TASK ->
Repeat, exactly and in full, the lines of the listing below, but without any pictures.

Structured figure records
>> start
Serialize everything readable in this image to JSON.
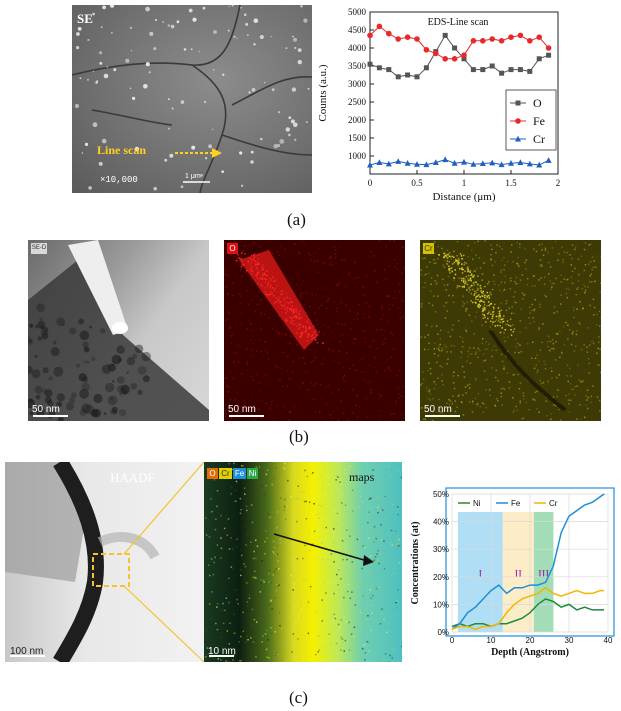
{
  "panel_a": {
    "sem": {
      "corner_label": "SE",
      "line_scan_label": "Line scan",
      "magnification": "×10,000",
      "scale_bar": "1 μm"
    },
    "caption": "(a)"
  },
  "panel_b": {
    "images": [
      {
        "tag": "SE-D",
        "scale_bar": "50 nm"
      },
      {
        "tag": "O",
        "scale_bar": "50 nm"
      },
      {
        "tag": "Cr",
        "scale_bar": "50 nm"
      }
    ],
    "caption": "(b)"
  },
  "panel_c": {
    "haadf": {
      "label": "HAADF",
      "scale_bar": "100 nm"
    },
    "maps": {
      "label": "maps",
      "tags": [
        "O",
        "Cr",
        "Fe",
        "Ni"
      ],
      "scale_bar": "10 nm"
    },
    "caption": "(c)"
  },
  "colors": {
    "eds_O": "#555555",
    "eds_Fe": "#e8282b",
    "eds_Cr": "#1f5fbf",
    "c_Ni": "#1e8a3c",
    "c_Fe": "#1f8fd8",
    "c_Cr": "#f4b400"
  },
  "chart_data": [
    {
      "type": "line",
      "title": "EDS-Line scan",
      "xlabel": "Distance (μm)",
      "ylabel": "Counts (a.u.)",
      "xlim": [
        0,
        2
      ],
      "ylim": [
        500,
        5000
      ],
      "xticks": [
        "0",
        "0.5",
        "1",
        "1.5",
        "2"
      ],
      "xtick_values": [
        0,
        0.5,
        1,
        1.5,
        2
      ],
      "yticks": [
        "1000",
        "1500",
        "2000",
        "2500",
        "3000",
        "3500",
        "4000",
        "4500",
        "5000"
      ],
      "ytick_values": [
        1000,
        1500,
        2000,
        2500,
        3000,
        3500,
        4000,
        4500,
        5000
      ],
      "legend_position": "bottom-right",
      "x": [
        0,
        0.1,
        0.2,
        0.3,
        0.4,
        0.5,
        0.6,
        0.7,
        0.8,
        0.9,
        1.0,
        1.1,
        1.2,
        1.3,
        1.4,
        1.5,
        1.6,
        1.7,
        1.8,
        1.9
      ],
      "series": [
        {
          "name": "O",
          "marker": "square",
          "values": [
            3550,
            3450,
            3400,
            3200,
            3250,
            3200,
            3450,
            3900,
            4350,
            4000,
            3700,
            3400,
            3400,
            3500,
            3300,
            3400,
            3400,
            3350,
            3700,
            3800
          ]
        },
        {
          "name": "Fe",
          "marker": "circle",
          "values": [
            4350,
            4600,
            4400,
            4250,
            4300,
            4250,
            3950,
            3850,
            3700,
            3700,
            3800,
            4200,
            4200,
            4250,
            4200,
            4300,
            4350,
            4200,
            4300,
            4000
          ]
        },
        {
          "name": "Cr",
          "marker": "triangle",
          "values": [
            750,
            820,
            780,
            850,
            800,
            770,
            760,
            820,
            900,
            800,
            830,
            770,
            790,
            810,
            760,
            800,
            820,
            780,
            750,
            880
          ]
        }
      ]
    },
    {
      "type": "line",
      "title": "",
      "xlabel": "Depth (Angstrom)",
      "ylabel": "Concentrations (at)",
      "xlim": [
        0,
        40
      ],
      "ylim": [
        0,
        50
      ],
      "xticks": [
        "0",
        "10",
        "20",
        "30",
        "40"
      ],
      "xtick_values": [
        0,
        10,
        20,
        30,
        40
      ],
      "yticks": [
        "0%",
        "10%",
        "20%",
        "30%",
        "40%",
        "50%"
      ],
      "ytick_values": [
        0,
        10,
        20,
        30,
        40,
        50
      ],
      "legend_position": "top-left",
      "grid": true,
      "regions": [
        {
          "label": "I",
          "from": 1.5,
          "to": 13
        },
        {
          "label": "II",
          "from": 13,
          "to": 21
        },
        {
          "label": "III",
          "from": 21,
          "to": 26
        }
      ],
      "x": [
        0,
        2,
        4,
        6,
        8,
        10,
        12,
        14,
        16,
        18,
        20,
        22,
        24,
        26,
        28,
        30,
        32,
        34,
        36,
        38,
        39
      ],
      "series": [
        {
          "name": "Ni",
          "values": [
            2,
            3,
            2,
            3,
            3,
            2,
            3,
            3,
            4,
            5,
            7,
            10,
            12,
            11,
            9,
            10,
            8,
            9,
            8,
            8,
            8
          ]
        },
        {
          "name": "Fe",
          "values": [
            1,
            3,
            7,
            9,
            12,
            15,
            17,
            14,
            16,
            16,
            17,
            17,
            18,
            24,
            36,
            42,
            44,
            46,
            47,
            49,
            50
          ]
        },
        {
          "name": "Cr",
          "values": [
            1,
            2,
            2,
            1,
            2,
            2,
            3,
            7,
            10,
            12,
            13,
            14,
            16,
            14,
            13,
            14,
            15,
            14,
            14,
            15,
            15
          ]
        }
      ]
    }
  ]
}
>> end
RESULT FOR THIS TASK ->
Serialize everything readable in this image to JSON.
{
  "panel_a": {
    "sem": {
      "corner_label": "SE",
      "line_scan_label": "Line scan",
      "magnification": "×10,000",
      "scale_bar": "1 μm"
    },
    "caption": "(a)"
  },
  "panel_b": {
    "images": [
      {
        "tag": "SE-D",
        "scale_bar": "50 nm"
      },
      {
        "tag": "O",
        "scale_bar": "50 nm"
      },
      {
        "tag": "Cr",
        "scale_bar": "50 nm"
      }
    ],
    "caption": "(b)"
  },
  "panel_c": {
    "haadf": {
      "label": "HAADF",
      "scale_bar": "100 nm"
    },
    "maps": {
      "label": "maps",
      "tags": [
        "O",
        "Cr",
        "Fe",
        "Ni"
      ],
      "scale_bar": "10 nm"
    },
    "caption": "(c)"
  },
  "colors": {
    "eds_O": "#555555",
    "eds_Fe": "#e8282b",
    "eds_Cr": "#1f5fbf",
    "c_Ni": "#1e8a3c",
    "c_Fe": "#1f8fd8",
    "c_Cr": "#f4b400"
  },
  "chart_data": [
    {
      "type": "line",
      "title": "EDS-Line scan",
      "xlabel": "Distance (μm)",
      "ylabel": "Counts (a.u.)",
      "xlim": [
        0,
        2
      ],
      "ylim": [
        500,
        5000
      ],
      "xticks": [
        "0",
        "0.5",
        "1",
        "1.5",
        "2"
      ],
      "xtick_values": [
        0,
        0.5,
        1,
        1.5,
        2
      ],
      "yticks": [
        "1000",
        "1500",
        "2000",
        "2500",
        "3000",
        "3500",
        "4000",
        "4500",
        "5000"
      ],
      "ytick_values": [
        1000,
        1500,
        2000,
        2500,
        3000,
        3500,
        4000,
        4500,
        5000
      ],
      "legend_position": "bottom-right",
      "x": [
        0,
        0.1,
        0.2,
        0.3,
        0.4,
        0.5,
        0.6,
        0.7,
        0.8,
        0.9,
        1.0,
        1.1,
        1.2,
        1.3,
        1.4,
        1.5,
        1.6,
        1.7,
        1.8,
        1.9
      ],
      "series": [
        {
          "name": "O",
          "marker": "square",
          "values": [
            3550,
            3450,
            3400,
            3200,
            3250,
            3200,
            3450,
            3900,
            4350,
            4000,
            3700,
            3400,
            3400,
            3500,
            3300,
            3400,
            3400,
            3350,
            3700,
            3800
          ]
        },
        {
          "name": "Fe",
          "marker": "circle",
          "values": [
            4350,
            4600,
            4400,
            4250,
            4300,
            4250,
            3950,
            3850,
            3700,
            3700,
            3800,
            4200,
            4200,
            4250,
            4200,
            4300,
            4350,
            4200,
            4300,
            4000
          ]
        },
        {
          "name": "Cr",
          "marker": "triangle",
          "values": [
            750,
            820,
            780,
            850,
            800,
            770,
            760,
            820,
            900,
            800,
            830,
            770,
            790,
            810,
            760,
            800,
            820,
            780,
            750,
            880
          ]
        }
      ]
    },
    {
      "type": "line",
      "title": "",
      "xlabel": "Depth (Angstrom)",
      "ylabel": "Concentrations (at)",
      "xlim": [
        0,
        40
      ],
      "ylim": [
        0,
        50
      ],
      "xticks": [
        "0",
        "10",
        "20",
        "30",
        "40"
      ],
      "xtick_values": [
        0,
        10,
        20,
        30,
        40
      ],
      "yticks": [
        "0%",
        "10%",
        "20%",
        "30%",
        "40%",
        "50%"
      ],
      "ytick_values": [
        0,
        10,
        20,
        30,
        40,
        50
      ],
      "legend_position": "top-left",
      "grid": true,
      "regions": [
        {
          "label": "I",
          "from": 1.5,
          "to": 13
        },
        {
          "label": "II",
          "from": 13,
          "to": 21
        },
        {
          "label": "III",
          "from": 21,
          "to": 26
        }
      ],
      "x": [
        0,
        2,
        4,
        6,
        8,
        10,
        12,
        14,
        16,
        18,
        20,
        22,
        24,
        26,
        28,
        30,
        32,
        34,
        36,
        38,
        39
      ],
      "series": [
        {
          "name": "Ni",
          "values": [
            2,
            3,
            2,
            3,
            3,
            2,
            3,
            3,
            4,
            5,
            7,
            10,
            12,
            11,
            9,
            10,
            8,
            9,
            8,
            8,
            8
          ]
        },
        {
          "name": "Fe",
          "values": [
            1,
            3,
            7,
            9,
            12,
            15,
            17,
            14,
            16,
            16,
            17,
            17,
            18,
            24,
            36,
            42,
            44,
            46,
            47,
            49,
            50
          ]
        },
        {
          "name": "Cr",
          "values": [
            1,
            2,
            2,
            1,
            2,
            2,
            3,
            7,
            10,
            12,
            13,
            14,
            16,
            14,
            13,
            14,
            15,
            14,
            14,
            15,
            15
          ]
        }
      ]
    }
  ]
}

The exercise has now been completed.